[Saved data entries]
┌──

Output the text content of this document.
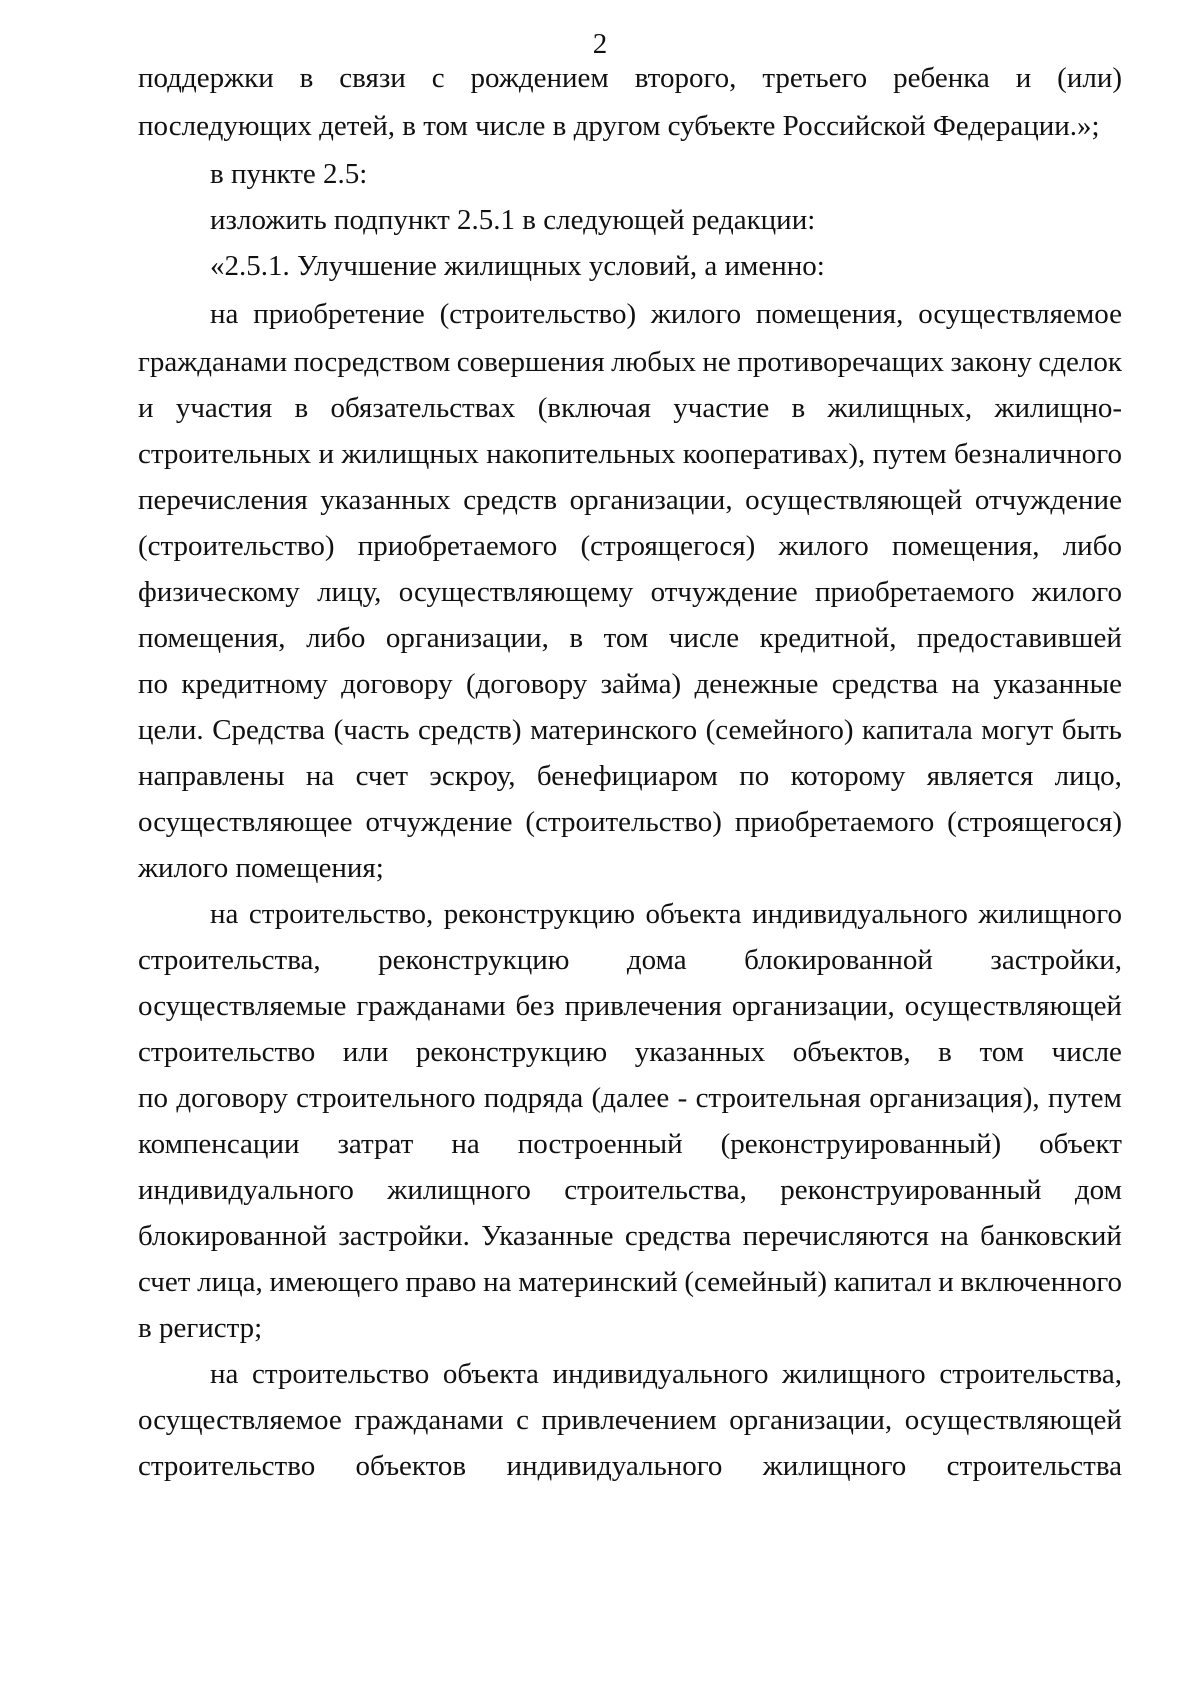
2
поддержки в связи с рождением второго, третьего ребенка и (или)
последующих детей, в том числе в другом субъекте Российской Федерации.»;
в пункте 2.5:
изложить подпункт 2.5.1 в следующей редакции:
«2.5.1. Улучшение жилищных условий, а именно:
на приобретение (строительство) жилого помещения, осуществляемое
гражданами посредством совершения любых не противоречащих закону сделок
и участия в обязательствах (включая участие в жилищных, жилищно-
строительных и жилищных накопительных кооперативах), путем безналичного
перечисления указанных средств организации, осуществляющей отчуждение
(строительство) приобретаемого (строящегося) жилого помещения, либо
физическому лицу, осуществляющему отчуждение приобретаемого жилого
помещения, либо организации, в том числе кредитной, предоставившей
по кредитному договору (договору займа) денежные средства на указанные
цели. Средства (часть средств) материнского (семейного) капитала могут быть
направлены на счет эскроу, бенефициаром по которому является лицо,
осуществляющее отчуждение (строительство) приобретаемого (строящегося)
жилого помещения;
на строительство, реконструкцию объекта индивидуального жилищного
строительства, реконструкцию дома блокированной застройки,
осуществляемые гражданами без привлечения организации, осуществляющей
строительство или реконструкцию указанных объектов, в том числе
по договору строительного подряда (далее - строительная организация), путем
компенсации затрат на построенный (реконструированный) объект
индивидуального жилищного строительства, реконструированный дом
блокированной застройки. Указанные средства перечисляются на банковский
счет лица, имеющего право на материнский (семейный) капитал и включенного
в регистр;
на строительство объекта индивидуального жилищного строительства,
осуществляемое гражданами с привлечением организации, осуществляющей
строительство объектов индивидуального жилищного строительства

└──

• [Instructions for the task]
Which lines contain "объектов"? Copy each of them out.

• [Exercise response]
строительство или реконструкцию указанных объектов, в том числе
строительство объектов индивидуального жилищного строительства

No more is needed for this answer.